* GOAL OF THE EXERCISE *
Show only lines that include "content".

-- INFORMATION GIVEN start --

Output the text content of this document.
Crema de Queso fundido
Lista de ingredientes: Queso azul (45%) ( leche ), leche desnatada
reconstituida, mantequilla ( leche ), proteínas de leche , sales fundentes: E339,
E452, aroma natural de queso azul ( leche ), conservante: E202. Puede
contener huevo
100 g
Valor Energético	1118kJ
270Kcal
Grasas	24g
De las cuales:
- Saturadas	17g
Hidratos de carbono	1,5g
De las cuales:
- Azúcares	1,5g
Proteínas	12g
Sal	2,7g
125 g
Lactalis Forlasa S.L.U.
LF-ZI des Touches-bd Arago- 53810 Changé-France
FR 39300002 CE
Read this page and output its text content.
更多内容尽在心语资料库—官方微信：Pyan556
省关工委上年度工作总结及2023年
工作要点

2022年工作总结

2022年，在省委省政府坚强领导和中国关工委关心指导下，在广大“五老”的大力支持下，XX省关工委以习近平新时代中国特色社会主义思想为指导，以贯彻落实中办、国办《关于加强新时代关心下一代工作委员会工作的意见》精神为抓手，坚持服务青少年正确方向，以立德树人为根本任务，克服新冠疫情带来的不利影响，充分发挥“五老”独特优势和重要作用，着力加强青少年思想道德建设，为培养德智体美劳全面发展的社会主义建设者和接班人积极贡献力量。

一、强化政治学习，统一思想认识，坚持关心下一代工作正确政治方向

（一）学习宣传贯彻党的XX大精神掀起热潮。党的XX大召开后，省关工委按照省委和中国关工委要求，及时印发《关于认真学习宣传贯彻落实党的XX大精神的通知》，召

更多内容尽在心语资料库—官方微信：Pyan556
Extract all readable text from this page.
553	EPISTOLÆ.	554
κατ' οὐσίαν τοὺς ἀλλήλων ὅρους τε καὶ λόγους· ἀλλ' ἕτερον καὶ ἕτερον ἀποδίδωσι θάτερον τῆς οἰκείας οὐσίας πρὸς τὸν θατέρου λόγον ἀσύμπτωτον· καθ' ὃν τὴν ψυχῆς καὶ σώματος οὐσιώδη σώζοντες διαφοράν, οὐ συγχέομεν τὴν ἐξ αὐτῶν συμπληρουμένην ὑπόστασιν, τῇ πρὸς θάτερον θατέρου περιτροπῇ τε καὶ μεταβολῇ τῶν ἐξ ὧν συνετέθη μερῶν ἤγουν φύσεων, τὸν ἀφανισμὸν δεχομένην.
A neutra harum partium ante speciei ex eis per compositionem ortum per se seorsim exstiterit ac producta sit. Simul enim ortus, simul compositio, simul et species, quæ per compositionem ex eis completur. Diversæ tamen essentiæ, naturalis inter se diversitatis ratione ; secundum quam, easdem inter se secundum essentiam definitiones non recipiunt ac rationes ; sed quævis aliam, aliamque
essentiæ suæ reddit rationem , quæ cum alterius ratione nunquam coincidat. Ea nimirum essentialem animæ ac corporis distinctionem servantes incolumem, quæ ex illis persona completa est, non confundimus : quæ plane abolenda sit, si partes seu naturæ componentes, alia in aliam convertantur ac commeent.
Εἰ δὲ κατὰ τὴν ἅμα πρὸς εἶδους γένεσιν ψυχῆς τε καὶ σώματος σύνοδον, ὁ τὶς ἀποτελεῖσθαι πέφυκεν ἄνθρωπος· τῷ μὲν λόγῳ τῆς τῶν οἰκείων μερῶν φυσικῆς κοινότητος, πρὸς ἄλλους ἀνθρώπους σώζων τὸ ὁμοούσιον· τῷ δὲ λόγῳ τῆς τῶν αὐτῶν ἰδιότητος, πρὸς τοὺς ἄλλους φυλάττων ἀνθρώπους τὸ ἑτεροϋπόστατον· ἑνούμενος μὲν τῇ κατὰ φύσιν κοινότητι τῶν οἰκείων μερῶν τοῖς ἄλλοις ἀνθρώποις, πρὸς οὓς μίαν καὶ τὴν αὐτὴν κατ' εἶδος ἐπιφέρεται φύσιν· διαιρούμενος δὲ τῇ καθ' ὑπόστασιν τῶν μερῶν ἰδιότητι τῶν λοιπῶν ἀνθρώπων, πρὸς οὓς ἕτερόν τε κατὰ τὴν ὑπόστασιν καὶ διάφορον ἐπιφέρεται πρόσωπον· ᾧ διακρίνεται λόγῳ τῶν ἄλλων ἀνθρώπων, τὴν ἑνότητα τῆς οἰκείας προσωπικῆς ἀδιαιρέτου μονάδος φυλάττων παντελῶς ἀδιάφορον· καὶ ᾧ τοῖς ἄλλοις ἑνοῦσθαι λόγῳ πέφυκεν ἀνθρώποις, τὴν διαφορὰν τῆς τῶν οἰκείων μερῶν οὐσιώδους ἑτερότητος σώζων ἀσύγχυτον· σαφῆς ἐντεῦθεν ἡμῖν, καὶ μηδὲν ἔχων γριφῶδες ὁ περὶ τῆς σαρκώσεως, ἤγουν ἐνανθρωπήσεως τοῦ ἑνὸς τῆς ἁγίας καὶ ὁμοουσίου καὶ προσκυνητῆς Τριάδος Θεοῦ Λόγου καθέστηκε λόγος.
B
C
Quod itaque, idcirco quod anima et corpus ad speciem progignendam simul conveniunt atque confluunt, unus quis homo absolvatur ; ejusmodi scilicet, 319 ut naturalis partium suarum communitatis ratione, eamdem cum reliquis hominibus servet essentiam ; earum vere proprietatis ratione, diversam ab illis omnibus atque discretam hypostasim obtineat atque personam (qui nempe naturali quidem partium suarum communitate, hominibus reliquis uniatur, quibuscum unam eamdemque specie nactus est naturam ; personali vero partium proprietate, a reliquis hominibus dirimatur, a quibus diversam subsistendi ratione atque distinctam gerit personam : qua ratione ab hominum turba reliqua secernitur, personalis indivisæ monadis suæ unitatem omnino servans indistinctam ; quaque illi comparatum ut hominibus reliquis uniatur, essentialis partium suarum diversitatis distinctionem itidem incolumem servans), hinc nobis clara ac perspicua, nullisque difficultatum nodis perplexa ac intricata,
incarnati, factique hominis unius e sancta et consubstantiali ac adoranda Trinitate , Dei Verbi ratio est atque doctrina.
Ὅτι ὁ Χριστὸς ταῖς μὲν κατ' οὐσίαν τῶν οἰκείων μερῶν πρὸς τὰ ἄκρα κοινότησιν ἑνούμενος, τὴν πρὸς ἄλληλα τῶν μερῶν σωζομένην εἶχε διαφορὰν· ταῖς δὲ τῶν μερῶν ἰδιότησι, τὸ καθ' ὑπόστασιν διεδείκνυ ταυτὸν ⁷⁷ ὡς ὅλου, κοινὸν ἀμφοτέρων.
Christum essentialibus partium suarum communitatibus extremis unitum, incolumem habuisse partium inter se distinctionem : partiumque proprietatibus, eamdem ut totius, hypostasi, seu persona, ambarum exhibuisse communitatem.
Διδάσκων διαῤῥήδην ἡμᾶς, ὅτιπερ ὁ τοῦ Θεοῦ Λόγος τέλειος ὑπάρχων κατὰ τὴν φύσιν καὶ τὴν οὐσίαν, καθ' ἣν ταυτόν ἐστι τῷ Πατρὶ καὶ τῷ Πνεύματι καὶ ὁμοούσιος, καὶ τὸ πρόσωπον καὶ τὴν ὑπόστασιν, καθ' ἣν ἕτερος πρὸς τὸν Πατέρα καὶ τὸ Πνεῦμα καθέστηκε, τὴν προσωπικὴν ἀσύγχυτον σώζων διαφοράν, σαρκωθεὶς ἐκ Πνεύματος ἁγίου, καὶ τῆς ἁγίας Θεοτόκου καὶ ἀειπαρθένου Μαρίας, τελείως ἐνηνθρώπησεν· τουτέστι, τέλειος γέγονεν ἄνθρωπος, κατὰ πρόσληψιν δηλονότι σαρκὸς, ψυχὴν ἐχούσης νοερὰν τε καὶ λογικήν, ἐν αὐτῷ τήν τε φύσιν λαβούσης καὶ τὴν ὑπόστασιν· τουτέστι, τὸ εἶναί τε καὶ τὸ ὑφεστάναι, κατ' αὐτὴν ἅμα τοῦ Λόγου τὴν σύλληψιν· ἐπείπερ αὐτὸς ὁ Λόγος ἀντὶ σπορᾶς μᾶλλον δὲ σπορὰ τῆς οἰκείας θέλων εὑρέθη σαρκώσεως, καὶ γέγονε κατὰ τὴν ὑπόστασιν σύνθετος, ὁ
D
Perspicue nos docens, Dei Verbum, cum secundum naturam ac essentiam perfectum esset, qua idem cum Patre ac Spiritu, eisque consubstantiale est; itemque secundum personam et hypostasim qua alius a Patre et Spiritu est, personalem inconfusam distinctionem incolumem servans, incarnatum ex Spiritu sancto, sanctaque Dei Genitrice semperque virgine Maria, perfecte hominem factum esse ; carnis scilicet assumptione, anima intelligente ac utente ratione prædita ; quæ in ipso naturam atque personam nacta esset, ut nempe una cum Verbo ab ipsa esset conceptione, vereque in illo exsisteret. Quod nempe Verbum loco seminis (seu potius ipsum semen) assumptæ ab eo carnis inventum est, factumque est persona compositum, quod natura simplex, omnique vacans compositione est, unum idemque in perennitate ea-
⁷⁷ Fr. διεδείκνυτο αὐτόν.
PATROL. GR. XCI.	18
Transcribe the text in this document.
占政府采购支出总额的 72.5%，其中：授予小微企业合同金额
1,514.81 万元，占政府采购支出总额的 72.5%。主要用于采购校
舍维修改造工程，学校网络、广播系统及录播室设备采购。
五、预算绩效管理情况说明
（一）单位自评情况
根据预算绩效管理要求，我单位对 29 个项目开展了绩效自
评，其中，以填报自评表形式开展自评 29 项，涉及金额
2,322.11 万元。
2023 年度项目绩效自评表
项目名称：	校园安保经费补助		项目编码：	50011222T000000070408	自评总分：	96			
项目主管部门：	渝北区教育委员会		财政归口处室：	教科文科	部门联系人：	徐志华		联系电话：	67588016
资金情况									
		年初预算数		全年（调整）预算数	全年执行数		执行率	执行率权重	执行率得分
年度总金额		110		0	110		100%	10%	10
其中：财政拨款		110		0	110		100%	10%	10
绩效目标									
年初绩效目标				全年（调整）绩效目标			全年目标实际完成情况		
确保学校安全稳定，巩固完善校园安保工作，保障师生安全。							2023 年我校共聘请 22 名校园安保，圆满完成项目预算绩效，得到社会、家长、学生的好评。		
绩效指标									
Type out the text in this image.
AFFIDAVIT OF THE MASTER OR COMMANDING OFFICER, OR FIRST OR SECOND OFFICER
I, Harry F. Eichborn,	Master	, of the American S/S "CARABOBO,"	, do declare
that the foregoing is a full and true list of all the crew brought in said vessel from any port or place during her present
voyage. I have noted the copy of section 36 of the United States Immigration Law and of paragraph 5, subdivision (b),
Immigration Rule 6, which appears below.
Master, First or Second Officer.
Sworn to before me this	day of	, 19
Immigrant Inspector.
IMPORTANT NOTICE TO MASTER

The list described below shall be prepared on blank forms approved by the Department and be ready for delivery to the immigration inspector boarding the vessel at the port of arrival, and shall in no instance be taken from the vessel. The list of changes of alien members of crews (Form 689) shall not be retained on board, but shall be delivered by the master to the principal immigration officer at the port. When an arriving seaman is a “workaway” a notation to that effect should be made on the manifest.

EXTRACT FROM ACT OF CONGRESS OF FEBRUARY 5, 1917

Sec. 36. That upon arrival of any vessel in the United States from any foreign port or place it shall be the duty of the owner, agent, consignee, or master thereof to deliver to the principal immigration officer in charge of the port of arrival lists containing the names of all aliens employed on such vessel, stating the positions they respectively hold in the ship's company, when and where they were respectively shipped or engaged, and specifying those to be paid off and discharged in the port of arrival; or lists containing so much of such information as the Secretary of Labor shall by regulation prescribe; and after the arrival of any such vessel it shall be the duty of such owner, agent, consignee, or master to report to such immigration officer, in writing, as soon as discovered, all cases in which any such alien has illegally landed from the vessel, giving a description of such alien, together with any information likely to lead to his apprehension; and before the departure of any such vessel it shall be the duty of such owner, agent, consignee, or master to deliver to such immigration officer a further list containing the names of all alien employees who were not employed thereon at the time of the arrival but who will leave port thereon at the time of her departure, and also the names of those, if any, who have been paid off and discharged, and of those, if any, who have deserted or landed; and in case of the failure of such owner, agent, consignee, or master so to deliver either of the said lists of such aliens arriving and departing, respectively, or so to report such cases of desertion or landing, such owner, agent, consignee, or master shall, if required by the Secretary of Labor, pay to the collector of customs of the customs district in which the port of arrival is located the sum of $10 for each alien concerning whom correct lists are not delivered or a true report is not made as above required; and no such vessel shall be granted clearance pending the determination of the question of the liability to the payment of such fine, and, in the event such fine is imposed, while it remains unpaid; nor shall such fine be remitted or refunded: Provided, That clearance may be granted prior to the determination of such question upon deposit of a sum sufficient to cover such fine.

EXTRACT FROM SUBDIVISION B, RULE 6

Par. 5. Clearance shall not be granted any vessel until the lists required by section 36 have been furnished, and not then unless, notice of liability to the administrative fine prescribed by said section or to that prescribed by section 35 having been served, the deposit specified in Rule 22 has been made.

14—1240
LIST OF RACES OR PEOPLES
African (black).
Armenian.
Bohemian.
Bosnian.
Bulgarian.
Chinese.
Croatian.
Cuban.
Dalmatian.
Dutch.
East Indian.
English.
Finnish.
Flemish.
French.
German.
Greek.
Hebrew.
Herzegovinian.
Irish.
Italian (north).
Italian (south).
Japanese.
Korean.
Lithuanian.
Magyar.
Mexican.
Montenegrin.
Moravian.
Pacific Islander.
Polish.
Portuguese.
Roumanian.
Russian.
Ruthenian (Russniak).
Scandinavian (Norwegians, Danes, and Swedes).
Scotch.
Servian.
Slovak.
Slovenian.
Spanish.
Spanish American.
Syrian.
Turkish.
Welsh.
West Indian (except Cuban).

-- INFORMATION GIVEN end --

* WORKED SOLUTION *
Output the text content of this document.
Read this page and output its text content.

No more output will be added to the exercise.